**What to work on**
Check each line of the data for "auto" and select those that have it.

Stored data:
»»

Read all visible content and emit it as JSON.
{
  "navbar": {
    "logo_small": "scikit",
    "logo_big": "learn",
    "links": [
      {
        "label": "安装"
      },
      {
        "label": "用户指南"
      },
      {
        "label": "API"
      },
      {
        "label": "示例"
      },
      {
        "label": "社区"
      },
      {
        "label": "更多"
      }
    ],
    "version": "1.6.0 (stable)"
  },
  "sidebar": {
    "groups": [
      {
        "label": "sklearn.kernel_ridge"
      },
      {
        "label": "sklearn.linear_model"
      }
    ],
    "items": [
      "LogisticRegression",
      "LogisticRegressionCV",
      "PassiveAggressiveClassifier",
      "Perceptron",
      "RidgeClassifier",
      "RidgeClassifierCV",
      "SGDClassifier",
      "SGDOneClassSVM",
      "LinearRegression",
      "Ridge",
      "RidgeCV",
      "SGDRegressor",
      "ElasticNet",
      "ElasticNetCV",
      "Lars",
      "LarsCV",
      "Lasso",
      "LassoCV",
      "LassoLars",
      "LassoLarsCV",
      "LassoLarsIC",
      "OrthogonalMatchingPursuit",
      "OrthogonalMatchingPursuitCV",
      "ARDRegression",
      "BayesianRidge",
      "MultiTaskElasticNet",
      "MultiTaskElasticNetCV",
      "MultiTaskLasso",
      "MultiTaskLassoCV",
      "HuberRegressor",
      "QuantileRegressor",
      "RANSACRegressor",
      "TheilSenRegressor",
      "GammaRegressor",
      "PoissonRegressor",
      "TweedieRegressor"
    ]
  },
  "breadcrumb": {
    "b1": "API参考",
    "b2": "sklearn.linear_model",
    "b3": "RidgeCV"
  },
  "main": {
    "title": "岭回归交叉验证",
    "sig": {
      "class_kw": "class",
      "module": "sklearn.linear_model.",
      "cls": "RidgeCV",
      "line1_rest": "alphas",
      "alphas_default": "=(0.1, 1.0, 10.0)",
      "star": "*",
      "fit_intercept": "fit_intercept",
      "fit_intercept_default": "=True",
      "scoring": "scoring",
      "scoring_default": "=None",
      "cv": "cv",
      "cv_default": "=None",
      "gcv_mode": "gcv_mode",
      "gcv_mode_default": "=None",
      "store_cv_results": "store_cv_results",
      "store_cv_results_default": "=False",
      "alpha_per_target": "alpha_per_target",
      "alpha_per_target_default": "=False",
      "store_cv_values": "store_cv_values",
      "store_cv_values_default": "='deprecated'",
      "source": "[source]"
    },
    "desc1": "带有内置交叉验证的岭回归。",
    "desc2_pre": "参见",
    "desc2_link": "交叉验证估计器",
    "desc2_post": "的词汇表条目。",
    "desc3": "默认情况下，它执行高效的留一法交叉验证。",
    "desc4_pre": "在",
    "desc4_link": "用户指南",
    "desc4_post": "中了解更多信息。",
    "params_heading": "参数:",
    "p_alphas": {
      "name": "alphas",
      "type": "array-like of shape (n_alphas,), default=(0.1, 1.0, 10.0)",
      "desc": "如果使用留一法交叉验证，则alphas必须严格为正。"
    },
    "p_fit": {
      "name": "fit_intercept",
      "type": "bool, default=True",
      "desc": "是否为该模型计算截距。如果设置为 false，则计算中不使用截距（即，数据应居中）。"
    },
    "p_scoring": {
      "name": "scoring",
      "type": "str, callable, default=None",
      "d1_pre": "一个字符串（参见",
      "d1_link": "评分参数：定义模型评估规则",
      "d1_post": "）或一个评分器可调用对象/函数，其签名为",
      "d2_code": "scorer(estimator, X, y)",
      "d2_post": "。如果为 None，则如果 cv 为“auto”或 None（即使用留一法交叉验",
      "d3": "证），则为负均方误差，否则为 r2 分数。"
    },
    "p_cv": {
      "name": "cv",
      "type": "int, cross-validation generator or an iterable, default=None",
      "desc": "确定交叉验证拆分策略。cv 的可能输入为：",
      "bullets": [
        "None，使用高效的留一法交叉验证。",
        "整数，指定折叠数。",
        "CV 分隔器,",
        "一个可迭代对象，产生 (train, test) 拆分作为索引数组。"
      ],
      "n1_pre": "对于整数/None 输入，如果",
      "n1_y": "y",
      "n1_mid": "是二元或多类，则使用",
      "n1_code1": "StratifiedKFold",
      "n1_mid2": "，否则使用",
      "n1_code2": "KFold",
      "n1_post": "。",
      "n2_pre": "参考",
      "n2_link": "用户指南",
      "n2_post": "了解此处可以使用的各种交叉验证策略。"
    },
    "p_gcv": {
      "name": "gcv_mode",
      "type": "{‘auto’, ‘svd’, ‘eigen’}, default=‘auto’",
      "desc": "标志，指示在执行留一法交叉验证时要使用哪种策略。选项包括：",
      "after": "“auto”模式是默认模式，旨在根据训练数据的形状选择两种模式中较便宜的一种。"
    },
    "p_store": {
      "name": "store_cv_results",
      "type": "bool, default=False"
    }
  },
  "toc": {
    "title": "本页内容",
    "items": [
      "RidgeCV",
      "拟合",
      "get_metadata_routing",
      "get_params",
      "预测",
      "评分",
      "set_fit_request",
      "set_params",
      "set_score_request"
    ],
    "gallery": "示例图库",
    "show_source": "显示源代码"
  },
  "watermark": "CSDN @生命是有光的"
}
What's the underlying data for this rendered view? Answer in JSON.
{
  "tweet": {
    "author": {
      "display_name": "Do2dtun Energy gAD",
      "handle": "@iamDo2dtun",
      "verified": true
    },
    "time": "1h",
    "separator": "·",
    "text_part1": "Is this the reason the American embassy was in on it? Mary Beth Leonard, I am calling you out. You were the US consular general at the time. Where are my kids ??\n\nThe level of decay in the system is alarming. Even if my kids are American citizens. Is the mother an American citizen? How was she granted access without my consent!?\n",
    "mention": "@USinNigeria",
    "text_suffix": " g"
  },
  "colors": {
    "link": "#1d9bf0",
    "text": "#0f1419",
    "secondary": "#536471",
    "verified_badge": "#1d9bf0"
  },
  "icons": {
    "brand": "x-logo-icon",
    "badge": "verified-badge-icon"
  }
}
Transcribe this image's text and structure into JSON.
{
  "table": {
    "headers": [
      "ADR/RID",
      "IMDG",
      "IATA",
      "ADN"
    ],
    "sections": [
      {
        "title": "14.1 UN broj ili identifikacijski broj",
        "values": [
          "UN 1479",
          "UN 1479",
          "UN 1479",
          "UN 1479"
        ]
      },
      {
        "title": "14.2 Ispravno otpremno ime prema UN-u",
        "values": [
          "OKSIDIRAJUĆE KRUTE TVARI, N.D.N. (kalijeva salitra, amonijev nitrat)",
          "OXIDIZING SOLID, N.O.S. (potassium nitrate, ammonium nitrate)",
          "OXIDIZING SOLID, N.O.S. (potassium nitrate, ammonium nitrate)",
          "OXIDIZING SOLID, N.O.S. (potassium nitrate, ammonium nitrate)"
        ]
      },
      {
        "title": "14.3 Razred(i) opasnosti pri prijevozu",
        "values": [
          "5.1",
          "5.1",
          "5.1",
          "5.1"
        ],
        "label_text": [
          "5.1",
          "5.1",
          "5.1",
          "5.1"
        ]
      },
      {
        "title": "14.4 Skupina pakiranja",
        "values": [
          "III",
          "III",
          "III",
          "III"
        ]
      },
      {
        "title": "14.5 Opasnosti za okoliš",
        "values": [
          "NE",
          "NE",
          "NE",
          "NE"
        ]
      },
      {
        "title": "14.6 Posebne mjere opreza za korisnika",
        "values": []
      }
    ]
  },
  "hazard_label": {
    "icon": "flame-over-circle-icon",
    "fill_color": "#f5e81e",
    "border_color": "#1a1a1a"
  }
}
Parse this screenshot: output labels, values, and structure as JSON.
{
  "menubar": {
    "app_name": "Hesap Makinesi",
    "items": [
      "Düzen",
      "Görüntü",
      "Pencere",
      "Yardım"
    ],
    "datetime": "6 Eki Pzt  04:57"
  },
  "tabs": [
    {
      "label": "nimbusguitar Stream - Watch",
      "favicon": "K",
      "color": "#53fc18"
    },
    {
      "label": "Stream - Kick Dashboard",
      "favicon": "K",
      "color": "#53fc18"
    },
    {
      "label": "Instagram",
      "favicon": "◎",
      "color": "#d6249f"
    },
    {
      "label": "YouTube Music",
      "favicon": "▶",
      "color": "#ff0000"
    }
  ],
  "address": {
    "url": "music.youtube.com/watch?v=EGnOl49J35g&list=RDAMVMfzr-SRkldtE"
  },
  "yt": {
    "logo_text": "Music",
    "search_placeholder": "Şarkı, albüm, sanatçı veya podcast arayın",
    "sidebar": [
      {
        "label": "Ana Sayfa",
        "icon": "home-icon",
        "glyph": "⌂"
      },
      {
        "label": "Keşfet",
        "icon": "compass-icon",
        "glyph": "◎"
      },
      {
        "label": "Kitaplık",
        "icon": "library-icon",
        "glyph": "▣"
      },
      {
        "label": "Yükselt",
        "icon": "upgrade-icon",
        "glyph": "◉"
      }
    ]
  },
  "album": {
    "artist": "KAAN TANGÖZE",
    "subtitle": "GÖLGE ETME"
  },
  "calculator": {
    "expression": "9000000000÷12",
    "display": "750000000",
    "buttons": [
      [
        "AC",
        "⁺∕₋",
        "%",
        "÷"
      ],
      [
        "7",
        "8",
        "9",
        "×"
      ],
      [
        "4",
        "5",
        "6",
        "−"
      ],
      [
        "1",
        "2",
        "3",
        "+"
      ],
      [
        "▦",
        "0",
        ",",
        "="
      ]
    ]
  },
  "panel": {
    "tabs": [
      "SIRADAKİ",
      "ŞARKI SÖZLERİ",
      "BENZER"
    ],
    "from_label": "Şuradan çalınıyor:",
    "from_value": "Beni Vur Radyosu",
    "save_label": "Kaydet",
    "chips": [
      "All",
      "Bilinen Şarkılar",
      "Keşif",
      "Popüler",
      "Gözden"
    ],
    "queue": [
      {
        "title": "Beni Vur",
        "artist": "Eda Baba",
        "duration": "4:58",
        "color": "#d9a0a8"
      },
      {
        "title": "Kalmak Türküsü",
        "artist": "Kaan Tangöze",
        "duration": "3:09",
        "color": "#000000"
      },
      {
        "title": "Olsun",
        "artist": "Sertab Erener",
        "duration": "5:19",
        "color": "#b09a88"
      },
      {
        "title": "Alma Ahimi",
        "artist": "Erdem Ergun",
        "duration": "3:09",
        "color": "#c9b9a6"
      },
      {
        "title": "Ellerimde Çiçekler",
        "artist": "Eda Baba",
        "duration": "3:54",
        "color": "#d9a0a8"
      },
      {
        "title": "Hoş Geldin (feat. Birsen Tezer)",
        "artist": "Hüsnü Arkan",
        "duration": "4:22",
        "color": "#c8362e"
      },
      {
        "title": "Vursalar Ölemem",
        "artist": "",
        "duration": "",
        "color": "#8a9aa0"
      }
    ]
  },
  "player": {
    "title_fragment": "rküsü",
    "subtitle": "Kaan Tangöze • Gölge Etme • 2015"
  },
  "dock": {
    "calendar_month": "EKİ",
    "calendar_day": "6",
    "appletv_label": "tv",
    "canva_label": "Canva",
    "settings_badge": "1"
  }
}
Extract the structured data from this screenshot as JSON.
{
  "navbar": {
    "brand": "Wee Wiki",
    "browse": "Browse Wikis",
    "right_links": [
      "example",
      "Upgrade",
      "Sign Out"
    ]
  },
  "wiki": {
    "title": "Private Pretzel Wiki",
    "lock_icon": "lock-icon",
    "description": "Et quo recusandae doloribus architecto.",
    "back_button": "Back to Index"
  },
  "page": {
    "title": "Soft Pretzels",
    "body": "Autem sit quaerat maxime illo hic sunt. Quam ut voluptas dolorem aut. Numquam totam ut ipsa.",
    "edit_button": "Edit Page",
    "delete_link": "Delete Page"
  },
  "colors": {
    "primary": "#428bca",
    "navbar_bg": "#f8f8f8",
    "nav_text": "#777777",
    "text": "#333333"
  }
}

««

**Exercise response**
      "d2_post": "。如果为 None，则如果 cv 为“auto”或 None（即使用留一法交叉验",
      "type": "{‘auto’, ‘svd’, ‘eigen’}, default=‘auto’",
      "after": "“auto”模式是默认模式，旨在根据训练数据的形状选择两种模式中较便宜的一种。"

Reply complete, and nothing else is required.